■ **WHAT TO PRODUCE**
Go through the records and show each line where the word "Report" occurs.

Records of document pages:
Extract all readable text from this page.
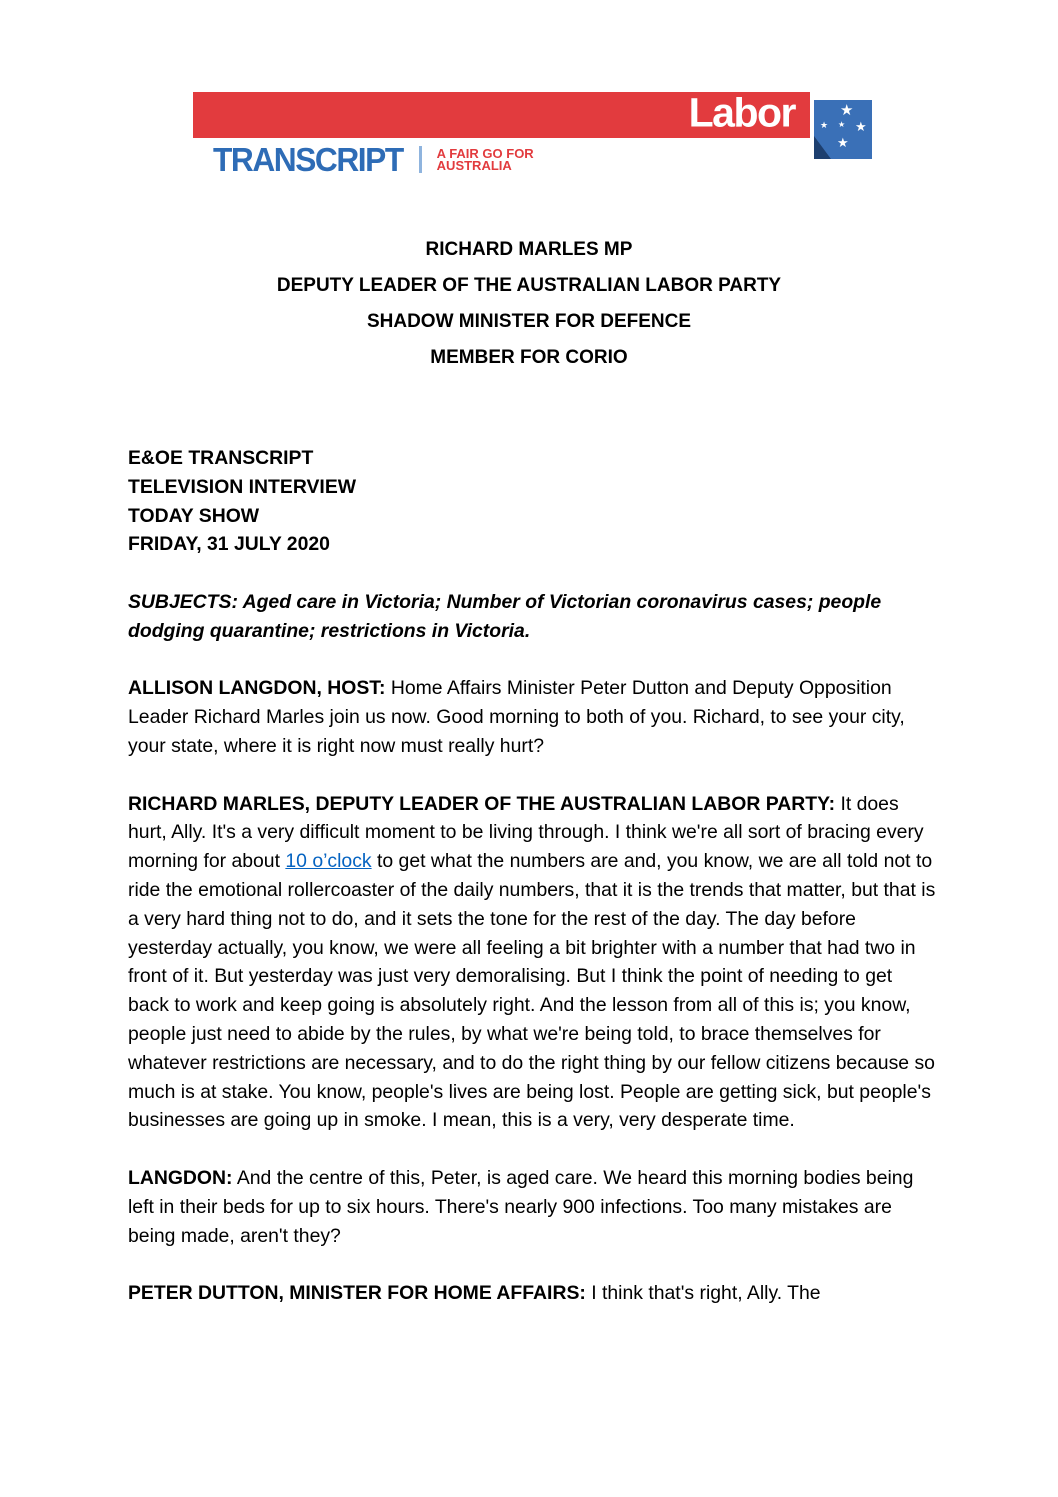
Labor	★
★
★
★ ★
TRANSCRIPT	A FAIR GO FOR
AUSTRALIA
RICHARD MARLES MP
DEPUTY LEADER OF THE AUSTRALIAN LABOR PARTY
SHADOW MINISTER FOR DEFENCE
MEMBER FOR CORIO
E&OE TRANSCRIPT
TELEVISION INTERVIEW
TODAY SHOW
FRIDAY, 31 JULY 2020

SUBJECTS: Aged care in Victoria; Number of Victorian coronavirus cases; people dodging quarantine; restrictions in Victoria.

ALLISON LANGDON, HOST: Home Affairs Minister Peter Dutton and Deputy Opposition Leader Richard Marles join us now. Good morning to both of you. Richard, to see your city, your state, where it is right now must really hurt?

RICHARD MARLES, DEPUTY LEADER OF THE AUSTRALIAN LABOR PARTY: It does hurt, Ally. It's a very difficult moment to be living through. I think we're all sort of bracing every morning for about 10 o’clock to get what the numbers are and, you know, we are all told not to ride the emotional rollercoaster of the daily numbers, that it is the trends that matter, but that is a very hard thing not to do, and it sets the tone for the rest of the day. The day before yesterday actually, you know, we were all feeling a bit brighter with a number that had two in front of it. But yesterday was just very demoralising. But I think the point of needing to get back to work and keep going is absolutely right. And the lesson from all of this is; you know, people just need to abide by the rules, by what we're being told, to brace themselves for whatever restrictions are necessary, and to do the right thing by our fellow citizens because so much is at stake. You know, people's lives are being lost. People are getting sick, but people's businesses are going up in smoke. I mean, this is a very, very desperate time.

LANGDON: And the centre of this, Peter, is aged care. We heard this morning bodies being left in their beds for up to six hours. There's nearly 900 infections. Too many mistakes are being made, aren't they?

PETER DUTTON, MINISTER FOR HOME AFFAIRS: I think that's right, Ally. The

...

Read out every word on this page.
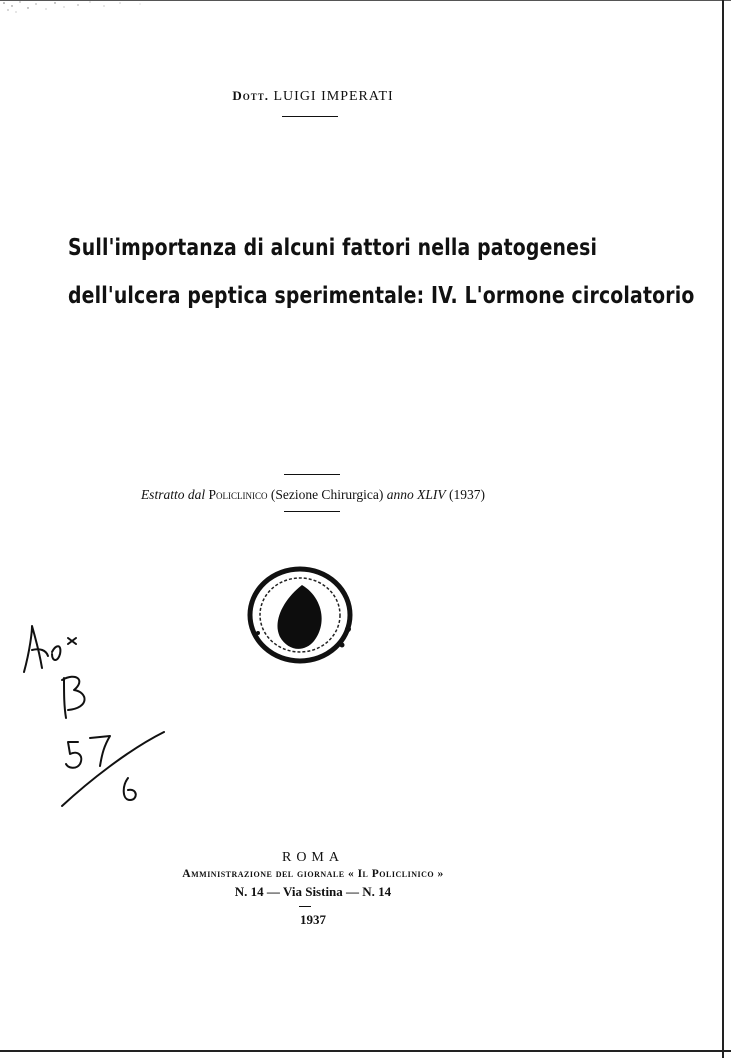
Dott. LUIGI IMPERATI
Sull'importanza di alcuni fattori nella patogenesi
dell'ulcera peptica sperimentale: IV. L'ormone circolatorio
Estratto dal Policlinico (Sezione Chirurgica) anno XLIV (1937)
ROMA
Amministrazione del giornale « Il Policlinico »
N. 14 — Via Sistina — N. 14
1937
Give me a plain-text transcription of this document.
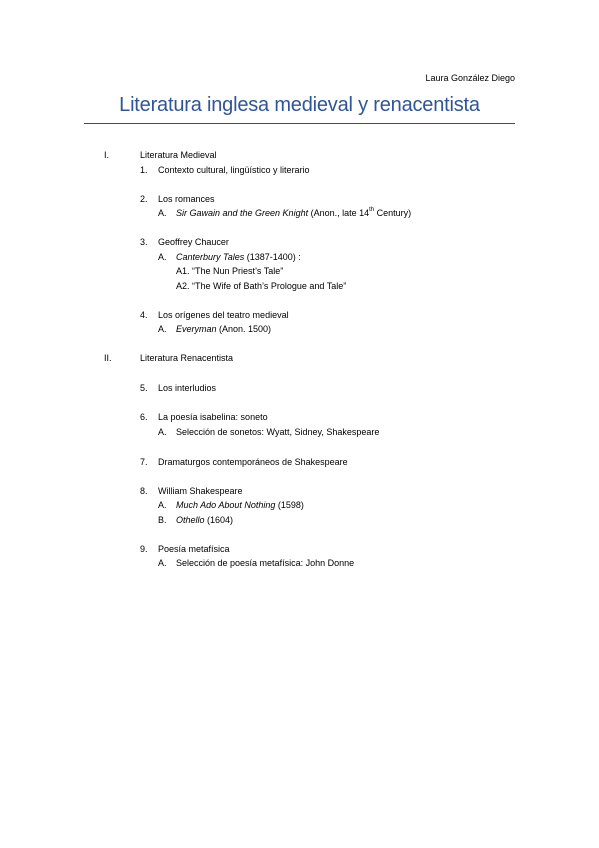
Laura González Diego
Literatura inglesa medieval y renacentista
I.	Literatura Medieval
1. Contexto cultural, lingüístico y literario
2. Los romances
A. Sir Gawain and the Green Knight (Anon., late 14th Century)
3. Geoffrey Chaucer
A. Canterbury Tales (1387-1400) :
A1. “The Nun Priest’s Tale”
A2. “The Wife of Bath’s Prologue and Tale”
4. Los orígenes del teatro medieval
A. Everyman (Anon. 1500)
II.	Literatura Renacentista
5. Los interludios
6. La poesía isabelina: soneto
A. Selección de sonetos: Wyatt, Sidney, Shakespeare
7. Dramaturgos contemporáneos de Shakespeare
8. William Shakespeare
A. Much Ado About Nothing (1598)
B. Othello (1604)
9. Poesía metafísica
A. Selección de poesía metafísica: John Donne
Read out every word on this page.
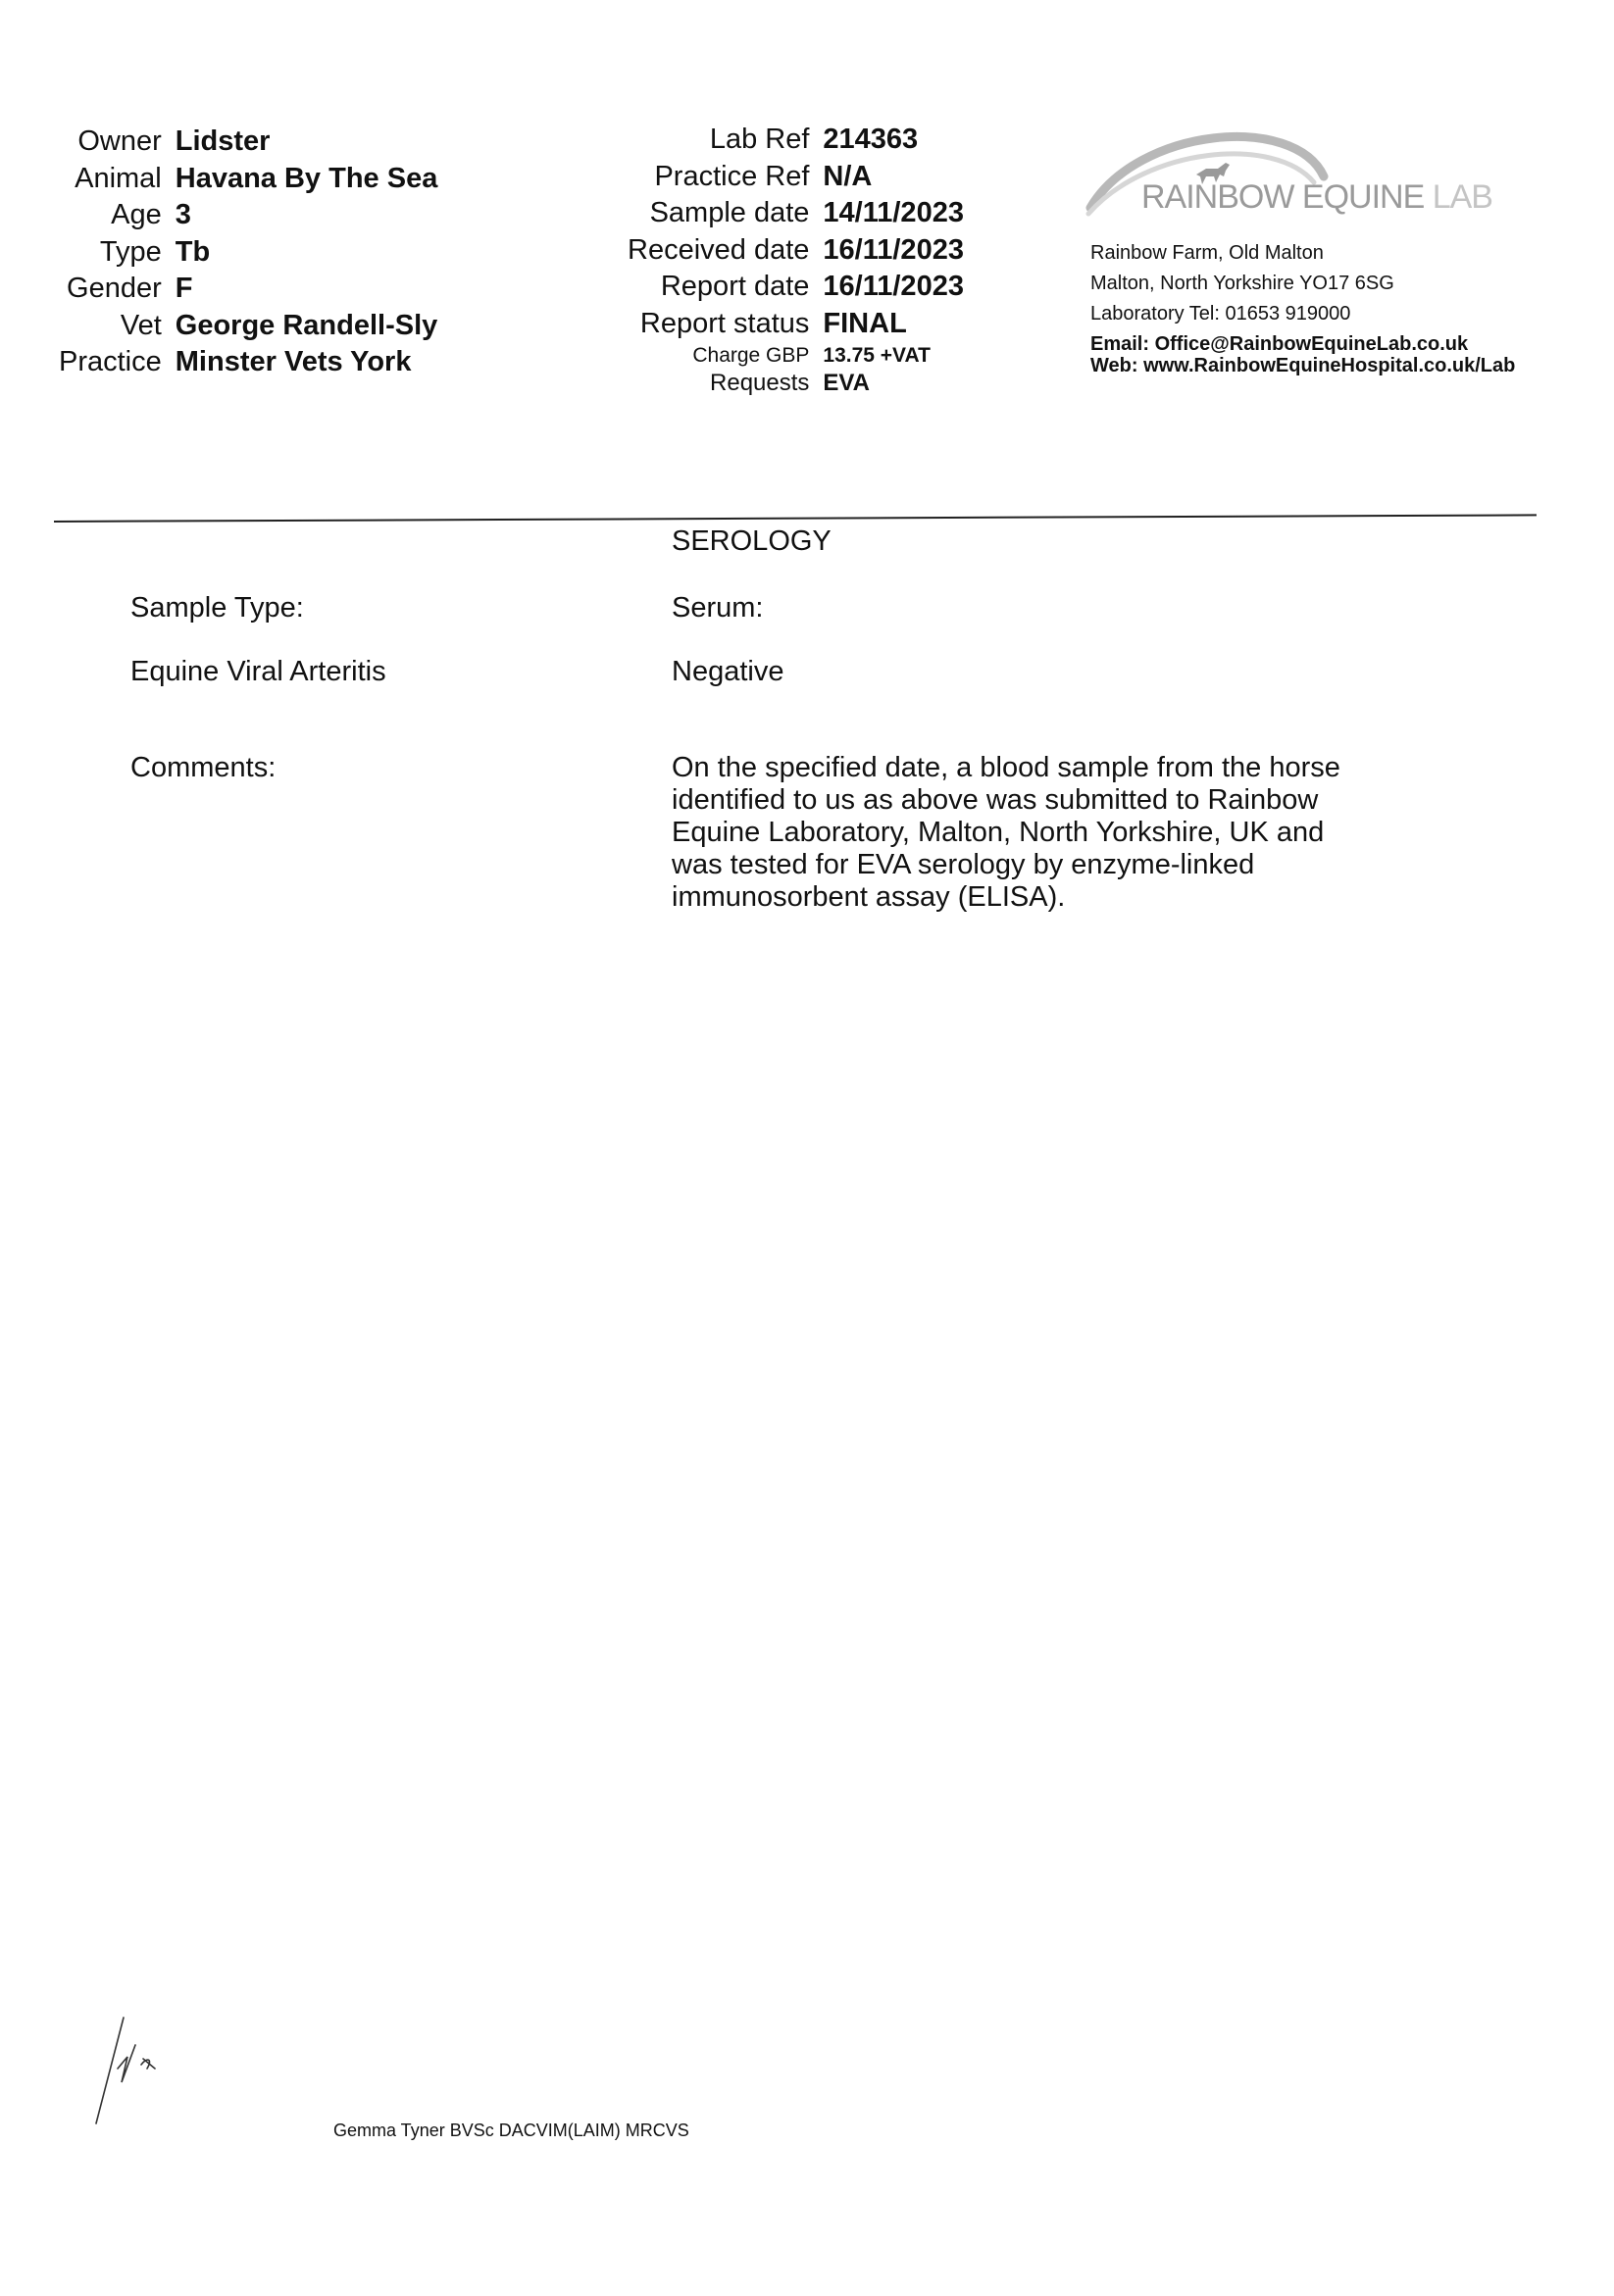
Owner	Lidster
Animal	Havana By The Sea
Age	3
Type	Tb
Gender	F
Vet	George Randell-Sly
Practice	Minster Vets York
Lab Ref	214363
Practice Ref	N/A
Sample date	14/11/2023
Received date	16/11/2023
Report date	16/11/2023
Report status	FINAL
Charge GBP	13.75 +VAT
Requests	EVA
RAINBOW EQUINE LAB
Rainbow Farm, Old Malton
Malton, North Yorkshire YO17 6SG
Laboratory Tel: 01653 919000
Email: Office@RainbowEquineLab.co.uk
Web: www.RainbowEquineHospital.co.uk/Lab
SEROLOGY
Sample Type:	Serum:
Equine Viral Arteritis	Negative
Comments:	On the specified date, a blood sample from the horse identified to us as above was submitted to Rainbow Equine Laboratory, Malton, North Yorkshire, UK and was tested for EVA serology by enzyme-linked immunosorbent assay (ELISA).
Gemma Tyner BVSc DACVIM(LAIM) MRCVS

* * *

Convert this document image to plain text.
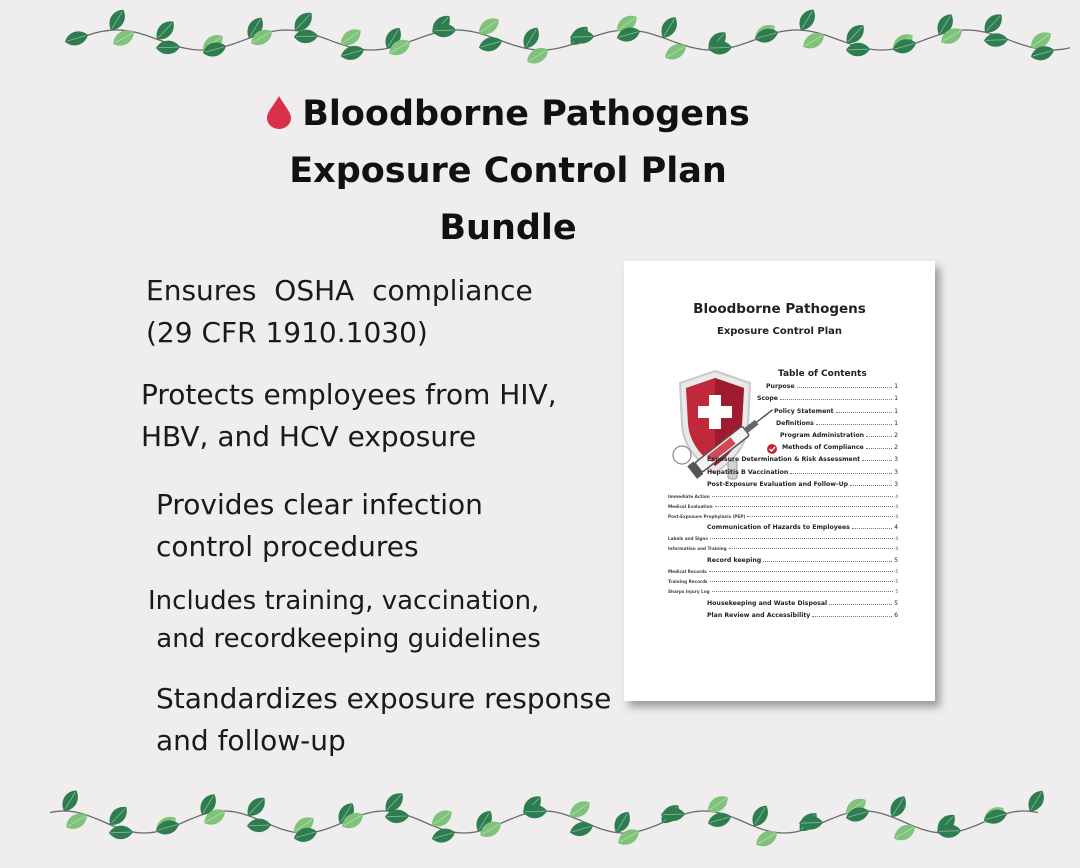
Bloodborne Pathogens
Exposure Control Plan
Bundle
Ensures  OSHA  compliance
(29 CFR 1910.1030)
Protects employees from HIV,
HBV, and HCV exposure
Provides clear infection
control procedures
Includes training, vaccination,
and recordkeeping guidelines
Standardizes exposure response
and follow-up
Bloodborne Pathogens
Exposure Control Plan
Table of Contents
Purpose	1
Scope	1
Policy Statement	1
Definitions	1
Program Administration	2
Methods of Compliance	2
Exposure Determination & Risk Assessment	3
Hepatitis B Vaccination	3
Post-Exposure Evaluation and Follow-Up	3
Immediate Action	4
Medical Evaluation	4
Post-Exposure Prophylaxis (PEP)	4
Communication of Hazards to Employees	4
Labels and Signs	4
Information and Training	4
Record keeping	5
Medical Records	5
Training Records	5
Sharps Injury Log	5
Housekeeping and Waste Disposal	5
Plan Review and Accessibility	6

■ **RESULT OF THIS EXERCISE**
Report date	16/11/2023
Report status	FINAL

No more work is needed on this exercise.